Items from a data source
-*-
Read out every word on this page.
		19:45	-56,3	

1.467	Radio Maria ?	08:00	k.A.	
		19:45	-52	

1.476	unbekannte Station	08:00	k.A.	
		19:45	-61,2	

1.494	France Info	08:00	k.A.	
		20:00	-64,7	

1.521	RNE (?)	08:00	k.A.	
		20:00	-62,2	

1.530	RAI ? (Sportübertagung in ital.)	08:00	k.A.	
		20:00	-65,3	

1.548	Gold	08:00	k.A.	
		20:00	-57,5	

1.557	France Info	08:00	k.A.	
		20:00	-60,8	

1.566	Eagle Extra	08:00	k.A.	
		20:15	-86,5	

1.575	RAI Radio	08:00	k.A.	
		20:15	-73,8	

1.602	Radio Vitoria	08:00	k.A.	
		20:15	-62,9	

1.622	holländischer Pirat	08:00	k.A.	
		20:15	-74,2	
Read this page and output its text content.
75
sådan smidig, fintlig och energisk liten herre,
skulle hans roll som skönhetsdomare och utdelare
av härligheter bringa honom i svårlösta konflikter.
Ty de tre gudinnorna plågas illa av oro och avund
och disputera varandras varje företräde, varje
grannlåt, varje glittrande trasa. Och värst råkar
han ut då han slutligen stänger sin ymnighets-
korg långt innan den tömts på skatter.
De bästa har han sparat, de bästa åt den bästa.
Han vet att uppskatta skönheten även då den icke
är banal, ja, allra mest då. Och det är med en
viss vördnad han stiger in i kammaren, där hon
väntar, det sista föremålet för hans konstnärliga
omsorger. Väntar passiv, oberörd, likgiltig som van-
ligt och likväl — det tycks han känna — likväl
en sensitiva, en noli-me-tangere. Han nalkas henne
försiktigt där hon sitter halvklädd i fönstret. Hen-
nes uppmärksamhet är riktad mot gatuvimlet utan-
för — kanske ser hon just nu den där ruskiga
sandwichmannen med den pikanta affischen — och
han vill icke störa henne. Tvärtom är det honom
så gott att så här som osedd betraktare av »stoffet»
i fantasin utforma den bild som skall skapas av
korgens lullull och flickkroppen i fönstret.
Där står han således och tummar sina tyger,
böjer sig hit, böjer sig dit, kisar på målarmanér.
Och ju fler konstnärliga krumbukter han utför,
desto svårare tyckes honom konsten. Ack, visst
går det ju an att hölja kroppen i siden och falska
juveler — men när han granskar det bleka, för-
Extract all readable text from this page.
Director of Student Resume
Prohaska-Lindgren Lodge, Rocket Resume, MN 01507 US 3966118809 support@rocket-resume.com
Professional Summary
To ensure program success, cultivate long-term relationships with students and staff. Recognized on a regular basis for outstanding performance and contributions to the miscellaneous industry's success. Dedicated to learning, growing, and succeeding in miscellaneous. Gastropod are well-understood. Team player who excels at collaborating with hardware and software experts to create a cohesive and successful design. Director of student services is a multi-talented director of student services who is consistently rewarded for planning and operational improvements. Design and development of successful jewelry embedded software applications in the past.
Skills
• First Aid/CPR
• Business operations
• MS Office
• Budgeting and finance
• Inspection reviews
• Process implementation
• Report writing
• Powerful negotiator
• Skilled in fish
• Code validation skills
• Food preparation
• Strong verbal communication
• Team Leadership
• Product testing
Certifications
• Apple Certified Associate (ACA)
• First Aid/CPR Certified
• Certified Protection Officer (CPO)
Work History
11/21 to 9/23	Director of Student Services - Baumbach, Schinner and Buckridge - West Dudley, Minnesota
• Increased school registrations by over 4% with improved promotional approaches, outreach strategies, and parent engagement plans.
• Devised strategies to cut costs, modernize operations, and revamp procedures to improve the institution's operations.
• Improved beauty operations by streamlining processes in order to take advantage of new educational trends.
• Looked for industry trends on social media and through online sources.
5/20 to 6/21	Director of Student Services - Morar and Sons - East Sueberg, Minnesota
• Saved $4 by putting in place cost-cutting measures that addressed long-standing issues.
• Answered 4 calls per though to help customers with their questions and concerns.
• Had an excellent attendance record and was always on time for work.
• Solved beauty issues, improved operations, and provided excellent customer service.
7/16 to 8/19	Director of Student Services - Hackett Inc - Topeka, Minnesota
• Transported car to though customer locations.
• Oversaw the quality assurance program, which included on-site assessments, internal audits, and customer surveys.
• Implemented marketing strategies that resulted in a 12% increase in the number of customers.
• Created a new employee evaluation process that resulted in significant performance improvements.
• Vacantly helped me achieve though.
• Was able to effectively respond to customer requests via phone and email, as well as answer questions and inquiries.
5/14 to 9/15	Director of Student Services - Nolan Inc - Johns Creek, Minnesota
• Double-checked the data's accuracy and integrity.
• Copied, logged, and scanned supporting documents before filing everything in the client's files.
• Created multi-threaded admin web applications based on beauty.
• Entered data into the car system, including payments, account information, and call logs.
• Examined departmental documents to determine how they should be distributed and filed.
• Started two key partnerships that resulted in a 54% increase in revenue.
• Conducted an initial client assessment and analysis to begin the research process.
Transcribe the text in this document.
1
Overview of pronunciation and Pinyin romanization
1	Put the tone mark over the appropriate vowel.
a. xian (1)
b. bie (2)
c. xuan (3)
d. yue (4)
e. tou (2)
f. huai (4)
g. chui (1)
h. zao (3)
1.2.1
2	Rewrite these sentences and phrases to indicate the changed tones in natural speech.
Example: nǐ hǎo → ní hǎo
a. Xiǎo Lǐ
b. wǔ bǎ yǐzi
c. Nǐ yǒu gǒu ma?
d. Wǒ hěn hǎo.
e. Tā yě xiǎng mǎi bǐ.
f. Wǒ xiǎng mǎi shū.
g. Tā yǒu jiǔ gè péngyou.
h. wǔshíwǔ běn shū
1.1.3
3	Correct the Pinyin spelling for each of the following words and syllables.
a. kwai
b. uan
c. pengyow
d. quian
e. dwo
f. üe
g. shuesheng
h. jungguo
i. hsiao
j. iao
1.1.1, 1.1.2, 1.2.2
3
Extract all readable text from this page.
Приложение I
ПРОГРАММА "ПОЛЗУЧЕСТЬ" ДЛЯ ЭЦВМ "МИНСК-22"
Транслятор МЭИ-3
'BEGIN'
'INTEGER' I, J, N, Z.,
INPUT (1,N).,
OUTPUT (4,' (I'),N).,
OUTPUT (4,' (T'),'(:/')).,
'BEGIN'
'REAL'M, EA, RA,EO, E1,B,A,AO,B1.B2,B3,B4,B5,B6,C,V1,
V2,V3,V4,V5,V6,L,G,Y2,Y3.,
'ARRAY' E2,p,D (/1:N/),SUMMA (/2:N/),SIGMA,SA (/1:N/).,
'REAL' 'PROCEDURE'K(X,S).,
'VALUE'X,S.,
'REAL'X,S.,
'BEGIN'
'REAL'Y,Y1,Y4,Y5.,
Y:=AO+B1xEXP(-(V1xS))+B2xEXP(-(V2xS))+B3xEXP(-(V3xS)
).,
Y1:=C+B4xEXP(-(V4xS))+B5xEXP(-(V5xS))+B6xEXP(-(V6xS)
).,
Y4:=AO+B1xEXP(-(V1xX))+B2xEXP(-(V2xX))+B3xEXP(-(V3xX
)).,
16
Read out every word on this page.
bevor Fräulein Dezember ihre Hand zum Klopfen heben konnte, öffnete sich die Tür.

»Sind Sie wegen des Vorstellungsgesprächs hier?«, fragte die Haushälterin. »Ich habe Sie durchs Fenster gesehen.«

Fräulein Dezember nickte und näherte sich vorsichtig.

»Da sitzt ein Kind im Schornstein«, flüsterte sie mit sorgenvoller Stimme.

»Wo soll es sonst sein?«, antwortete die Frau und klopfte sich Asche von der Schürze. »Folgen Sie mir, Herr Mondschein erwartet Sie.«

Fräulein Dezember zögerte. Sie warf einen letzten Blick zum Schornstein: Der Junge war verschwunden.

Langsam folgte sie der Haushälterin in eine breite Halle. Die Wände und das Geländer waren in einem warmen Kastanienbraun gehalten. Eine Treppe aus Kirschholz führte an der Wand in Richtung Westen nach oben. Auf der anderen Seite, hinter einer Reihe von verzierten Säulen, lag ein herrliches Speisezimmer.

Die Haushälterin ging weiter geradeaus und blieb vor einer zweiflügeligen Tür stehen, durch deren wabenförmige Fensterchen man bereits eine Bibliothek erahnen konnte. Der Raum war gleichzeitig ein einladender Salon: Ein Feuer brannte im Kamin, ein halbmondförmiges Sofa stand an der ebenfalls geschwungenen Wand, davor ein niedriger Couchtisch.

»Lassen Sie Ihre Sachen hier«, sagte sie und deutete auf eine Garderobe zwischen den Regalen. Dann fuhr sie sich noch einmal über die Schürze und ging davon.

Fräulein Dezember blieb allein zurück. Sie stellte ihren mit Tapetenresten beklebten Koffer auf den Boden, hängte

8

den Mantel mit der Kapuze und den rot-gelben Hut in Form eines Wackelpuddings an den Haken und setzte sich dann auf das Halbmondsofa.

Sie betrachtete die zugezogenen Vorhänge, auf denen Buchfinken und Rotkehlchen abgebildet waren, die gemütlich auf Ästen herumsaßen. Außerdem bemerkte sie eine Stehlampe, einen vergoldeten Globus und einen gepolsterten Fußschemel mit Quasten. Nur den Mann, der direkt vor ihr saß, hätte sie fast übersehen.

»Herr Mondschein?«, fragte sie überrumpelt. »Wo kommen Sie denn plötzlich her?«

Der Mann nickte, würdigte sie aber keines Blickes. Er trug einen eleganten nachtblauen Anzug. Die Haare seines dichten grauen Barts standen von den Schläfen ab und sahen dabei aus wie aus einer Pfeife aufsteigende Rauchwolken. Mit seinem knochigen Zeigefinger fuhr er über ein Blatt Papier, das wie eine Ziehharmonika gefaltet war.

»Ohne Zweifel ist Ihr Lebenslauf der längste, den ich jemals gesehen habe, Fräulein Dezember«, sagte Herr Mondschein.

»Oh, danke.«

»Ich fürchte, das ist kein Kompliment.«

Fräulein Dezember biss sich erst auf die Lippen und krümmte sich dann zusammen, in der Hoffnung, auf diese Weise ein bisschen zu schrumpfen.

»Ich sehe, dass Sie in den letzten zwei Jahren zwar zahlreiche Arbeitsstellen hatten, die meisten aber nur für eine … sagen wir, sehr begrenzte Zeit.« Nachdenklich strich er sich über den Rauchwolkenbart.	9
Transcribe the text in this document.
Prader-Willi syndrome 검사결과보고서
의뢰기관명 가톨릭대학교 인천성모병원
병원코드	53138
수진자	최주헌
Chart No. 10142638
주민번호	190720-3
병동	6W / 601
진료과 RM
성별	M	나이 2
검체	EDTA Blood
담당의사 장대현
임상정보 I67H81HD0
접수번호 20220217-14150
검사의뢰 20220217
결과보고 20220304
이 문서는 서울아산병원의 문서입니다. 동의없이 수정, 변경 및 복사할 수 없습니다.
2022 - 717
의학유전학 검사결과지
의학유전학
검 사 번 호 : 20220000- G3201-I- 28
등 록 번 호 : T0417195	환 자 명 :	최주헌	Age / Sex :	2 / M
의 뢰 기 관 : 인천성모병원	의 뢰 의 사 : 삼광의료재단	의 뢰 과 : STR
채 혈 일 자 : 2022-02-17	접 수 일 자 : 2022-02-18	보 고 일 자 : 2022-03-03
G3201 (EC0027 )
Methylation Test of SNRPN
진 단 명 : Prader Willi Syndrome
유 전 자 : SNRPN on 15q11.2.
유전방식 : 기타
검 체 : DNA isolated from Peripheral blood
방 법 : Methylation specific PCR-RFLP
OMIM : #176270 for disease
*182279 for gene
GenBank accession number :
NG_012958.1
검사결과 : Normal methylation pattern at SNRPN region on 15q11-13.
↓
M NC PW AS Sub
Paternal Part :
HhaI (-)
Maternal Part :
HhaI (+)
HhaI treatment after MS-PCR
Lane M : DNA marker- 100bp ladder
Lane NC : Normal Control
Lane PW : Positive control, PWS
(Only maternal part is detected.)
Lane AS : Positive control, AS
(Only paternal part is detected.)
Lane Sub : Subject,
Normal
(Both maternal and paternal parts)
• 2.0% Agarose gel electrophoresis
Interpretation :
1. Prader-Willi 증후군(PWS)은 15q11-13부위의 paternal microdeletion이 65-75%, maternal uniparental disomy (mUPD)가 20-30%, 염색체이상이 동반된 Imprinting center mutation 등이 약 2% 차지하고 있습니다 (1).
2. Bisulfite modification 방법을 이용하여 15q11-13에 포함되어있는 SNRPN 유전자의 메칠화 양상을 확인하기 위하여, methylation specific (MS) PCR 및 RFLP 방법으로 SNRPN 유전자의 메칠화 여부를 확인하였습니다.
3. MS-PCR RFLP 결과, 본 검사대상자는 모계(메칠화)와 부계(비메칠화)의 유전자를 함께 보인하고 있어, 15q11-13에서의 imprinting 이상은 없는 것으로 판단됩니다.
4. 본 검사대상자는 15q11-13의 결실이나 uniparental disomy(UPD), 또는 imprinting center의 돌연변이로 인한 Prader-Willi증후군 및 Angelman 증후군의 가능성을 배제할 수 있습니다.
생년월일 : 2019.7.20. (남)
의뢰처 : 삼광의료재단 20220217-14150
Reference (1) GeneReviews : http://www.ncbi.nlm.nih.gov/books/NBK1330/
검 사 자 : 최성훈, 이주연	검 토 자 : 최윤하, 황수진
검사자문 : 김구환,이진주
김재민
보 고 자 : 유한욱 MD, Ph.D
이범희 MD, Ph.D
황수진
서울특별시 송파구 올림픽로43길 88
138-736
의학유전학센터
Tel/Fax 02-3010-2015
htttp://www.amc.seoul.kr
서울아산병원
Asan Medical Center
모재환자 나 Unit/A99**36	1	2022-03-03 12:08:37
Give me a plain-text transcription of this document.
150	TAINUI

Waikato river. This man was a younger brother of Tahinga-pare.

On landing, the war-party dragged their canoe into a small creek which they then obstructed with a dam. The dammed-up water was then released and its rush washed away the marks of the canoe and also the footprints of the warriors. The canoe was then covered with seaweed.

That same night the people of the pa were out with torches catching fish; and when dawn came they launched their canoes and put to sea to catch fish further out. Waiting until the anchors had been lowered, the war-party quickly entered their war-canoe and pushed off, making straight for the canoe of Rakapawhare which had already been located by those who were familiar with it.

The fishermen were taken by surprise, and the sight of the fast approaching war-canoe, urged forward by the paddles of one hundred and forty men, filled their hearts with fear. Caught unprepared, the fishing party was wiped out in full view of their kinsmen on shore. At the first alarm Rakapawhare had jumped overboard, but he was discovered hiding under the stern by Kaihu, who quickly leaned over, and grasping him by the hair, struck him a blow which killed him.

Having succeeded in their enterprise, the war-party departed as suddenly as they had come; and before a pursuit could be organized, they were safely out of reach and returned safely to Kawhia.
-*-
→ Exercise objective
Copy out each line of the records where the string "Radio" appears.

→ Expected answer
1.467	Radio Maria ?	08:00	k.A.	
1.575	RAI Radio	08:00	k.A.	
1.602	Radio Vitoria	08:00	k.A.	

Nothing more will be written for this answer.